=== What to produce ===
Return the listing below unchanged, minus its pictures.

=== Data provided ===
============================================================
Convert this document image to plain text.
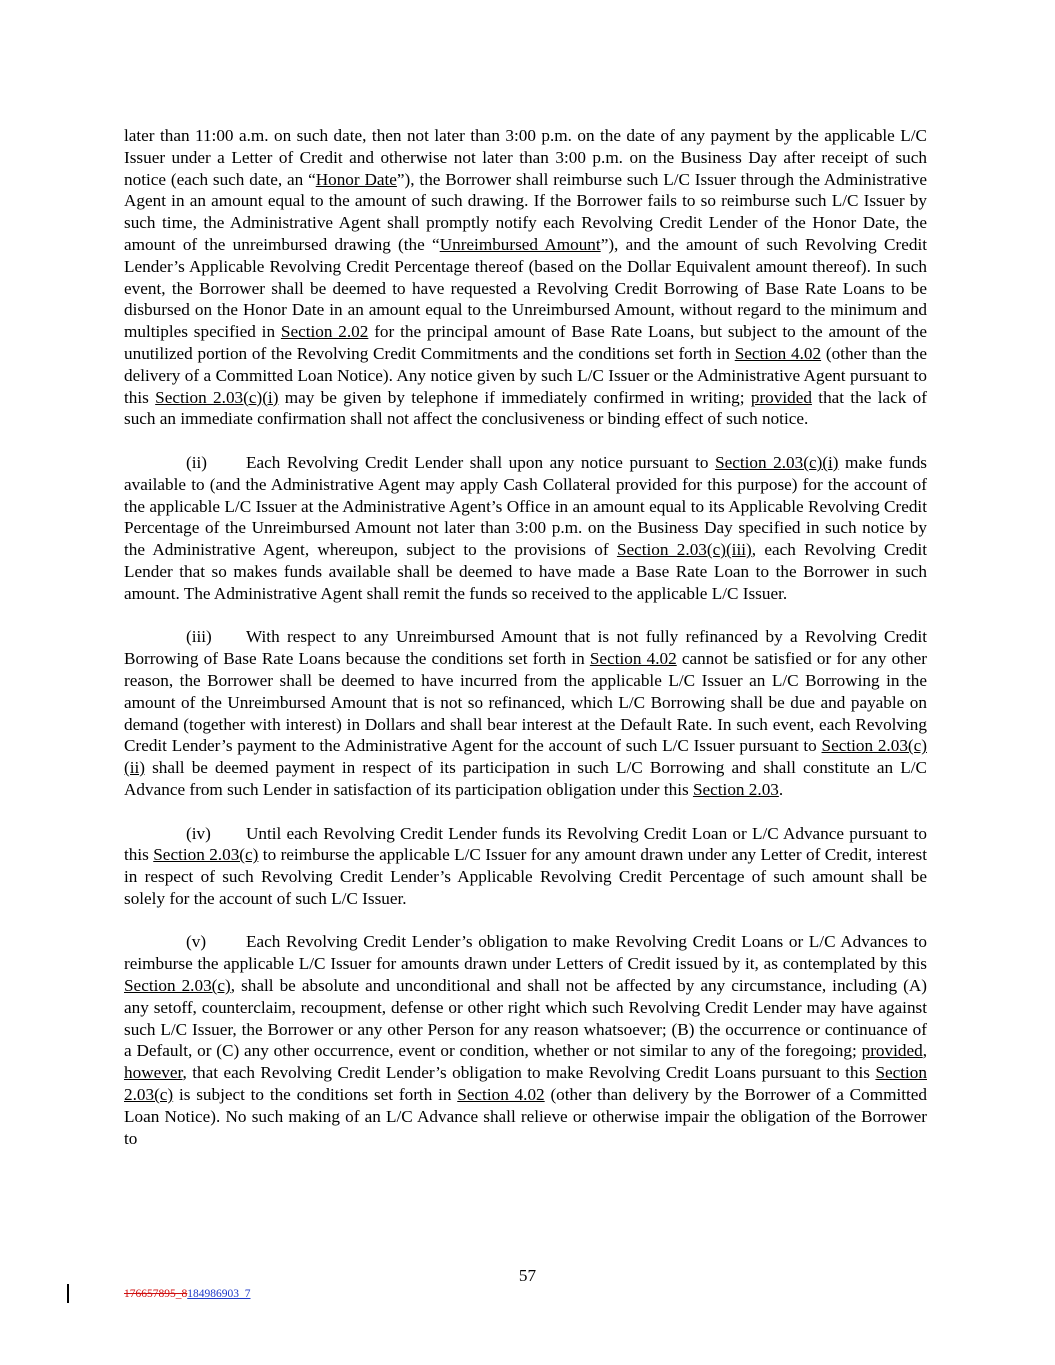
later than 11:00 a.m. on such date, then not later than 3:00 p.m. on the date of any payment by the applicable L/C Issuer under a Letter of Credit and otherwise not later than 3:00 p.m. on the Business Day after receipt of such notice (each such date, an “Honor Date”), the Borrower shall reimburse such L/C Issuer through the Administrative Agent in an amount equal to the amount of such drawing. If the Borrower fails to so reimburse such L/C Issuer by such time, the Administrative Agent shall promptly notify each Revolving Credit Lender of the Honor Date, the amount of the unreimbursed drawing (the “Unreimbursed Amount”), and the amount of such Revolving Credit Lender’s Applicable Revolving Credit Percentage thereof (based on the Dollar Equivalent amount thereof). In such event, the Borrower shall be deemed to have requested a Revolving Credit Borrowing of Base Rate Loans to be disbursed on the Honor Date in an amount equal to the Unreimbursed Amount, without regard to the minimum and multiples specified in Section 2.02 for the principal amount of Base Rate Loans, but subject to the amount of the unutilized portion of the Revolving Credit Commitments and the conditions set forth in Section 4.02 (other than the delivery of a Committed Loan Notice). Any notice given by such L/C Issuer or the Administrative Agent pursuant to this Section 2.03(c)(i) may be given by telephone if immediately confirmed in writing; provided that the lack of such an immediate confirmation shall not affect the conclusiveness or binding effect of such notice.

(ii) Each Revolving Credit Lender shall upon any notice pursuant to Section 2.03(c)(i) make funds available to (and the Administrative Agent may apply Cash Collateral provided for this purpose) for the account of the applicable L/C Issuer at the Administrative Agent’s Office in an amount equal to its Applicable Revolving Credit Percentage of the Unreimbursed Amount not later than 3:00 p.m. on the Business Day specified in such notice by the Administrative Agent, whereupon, subject to the provisions of Section 2.03(c)(iii), each Revolving Credit Lender that so makes funds available shall be deemed to have made a Base Rate Loan to the Borrower in such amount. The Administrative Agent shall remit the funds so received to the applicable L/C Issuer.

(iii) With respect to any Unreimbursed Amount that is not fully refinanced by a Revolving Credit Borrowing of Base Rate Loans because the conditions set forth in Section 4.02 cannot be satisfied or for any other reason, the Borrower shall be deemed to have incurred from the applicable L/C Issuer an L/C Borrowing in the amount of the Unreimbursed Amount that is not so refinanced, which L/C Borrowing shall be due and payable on demand (together with interest) in Dollars and shall bear interest at the Default Rate. In such event, each Revolving Credit Lender’s payment to the Administrative Agent for the account of such L/C Issuer pursuant to Section 2.03(c)(ii) shall be deemed payment in respect of its participation in such L/C Borrowing and shall constitute an L/C Advance from such Lender in satisfaction of its participation obligation under this Section 2.03.

(iv) Until each Revolving Credit Lender funds its Revolving Credit Loan or L/C Advance pursuant to this Section 2.03(c) to reimburse the applicable L/C Issuer for any amount drawn under any Letter of Credit, interest in respect of such Revolving Credit Lender’s Applicable Revolving Credit Percentage of such amount shall be solely for the account of such L/C Issuer.

(v) Each Revolving Credit Lender’s obligation to make Revolving Credit Loans or L/C Advances to reimburse the applicable L/C Issuer for amounts drawn under Letters of Credit issued by it, as contemplated by this Section 2.03(c), shall be absolute and unconditional and shall not be affected by any circumstance, including (A) any setoff, counterclaim, recoupment, defense or other right which such Revolving Credit Lender may have against such L/C Issuer, the Borrower or any other Person for any reason whatsoever; (B) the occurrence or continuance of a Default, or (C) any other occurrence, event or condition, whether or not similar to any of the foregoing; provided, however, that each Revolving Credit Lender’s obligation to make Revolving Credit Loans pursuant to this Section 2.03(c) is subject to the conditions set forth in Section 4.02 (other than delivery by the Borrower of a Committed Loan Notice). No such making of an L/C Advance shall relieve or otherwise impair the obligation of the Borrower to

57
176657895_8184986903_7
============================================================
=== Problem solution ===
Convert this document image to plain text.
later than 11:00 a.m. on such date, then not later than 3:00 p.m. on the date of any payment by the applicable L/C Issuer under a Letter of Credit and otherwise not later than 3:00 p.m. on the Business Day after receipt of such notice (each such date, an “Honor Date”), the Borrower shall reimburse such L/C Issuer through the Administrative Agent in an amount equal to the amount of such drawing. If the Borrower fails to so reimburse such L/C Issuer by such time, the Administrative Agent shall promptly notify each Revolving Credit Lender of the Honor Date, the amount of the unreimbursed drawing (the “Unreimbursed Amount”), and the amount of such Revolving Credit Lender’s Applicable Revolving Credit Percentage thereof (based on the Dollar Equivalent amount thereof). In such event, the Borrower shall be deemed to have requested a Revolving Credit Borrowing of Base Rate Loans to be disbursed on the Honor Date in an amount equal to the Unreimbursed Amount, without regard to the minimum and multiples specified in Section 2.02 for the principal amount of Base Rate Loans, but subject to the amount of the unutilized portion of the Revolving Credit Commitments and the conditions set forth in Section 4.02 (other than the delivery of a Committed Loan Notice). Any notice given by such L/C Issuer or the Administrative Agent pursuant to this Section 2.03(c)(i) may be given by telephone if immediately confirmed in writing; provided that the lack of such an immediate confirmation shall not affect the conclusiveness or binding effect of such notice.

(ii) Each Revolving Credit Lender shall upon any notice pursuant to Section 2.03(c)(i) make funds available to (and the Administrative Agent may apply Cash Collateral provided for this purpose) for the account of the applicable L/C Issuer at the Administrative Agent’s Office in an amount equal to its Applicable Revolving Credit Percentage of the Unreimbursed Amount not later than 3:00 p.m. on the Business Day specified in such notice by the Administrative Agent, whereupon, subject to the provisions of Section 2.03(c)(iii), each Revolving Credit Lender that so makes funds available shall be deemed to have made a Base Rate Loan to the Borrower in such amount. The Administrative Agent shall remit the funds so received to the applicable L/C Issuer.

(iii) With respect to any Unreimbursed Amount that is not fully refinanced by a Revolving Credit Borrowing of Base Rate Loans because the conditions set forth in Section 4.02 cannot be satisfied or for any other reason, the Borrower shall be deemed to have incurred from the applicable L/C Issuer an L/C Borrowing in the amount of the Unreimbursed Amount that is not so refinanced, which L/C Borrowing shall be due and payable on demand (together with interest) in Dollars and shall bear interest at the Default Rate. In such event, each Revolving Credit Lender’s payment to the Administrative Agent for the account of such L/C Issuer pursuant to Section 2.03(c)(ii) shall be deemed payment in respect of its participation in such L/C Borrowing and shall constitute an L/C Advance from such Lender in satisfaction of its participation obligation under this Section 2.03.

(iv) Until each Revolving Credit Lender funds its Revolving Credit Loan or L/C Advance pursuant to this Section 2.03(c) to reimburse the applicable L/C Issuer for any amount drawn under any Letter of Credit, interest in respect of such Revolving Credit Lender’s Applicable Revolving Credit Percentage of such amount shall be solely for the account of such L/C Issuer.

(v) Each Revolving Credit Lender’s obligation to make Revolving Credit Loans or L/C Advances to reimburse the applicable L/C Issuer for amounts drawn under Letters of Credit issued by it, as contemplated by this Section 2.03(c), shall be absolute and unconditional and shall not be affected by any circumstance, including (A) any setoff, counterclaim, recoupment, defense or other right which such Revolving Credit Lender may have against such L/C Issuer, the Borrower or any other Person for any reason whatsoever; (B) the occurrence or continuance of a Default, or (C) any other occurrence, event or condition, whether or not similar to any of the foregoing; provided, however, that each Revolving Credit Lender’s obligation to make Revolving Credit Loans pursuant to this Section 2.03(c) is subject to the conditions set forth in Section 4.02 (other than delivery by the Borrower of a Committed Loan Notice). No such making of an L/C Advance shall relieve or otherwise impair the obligation of the Borrower to

57
176657895_8184986903_7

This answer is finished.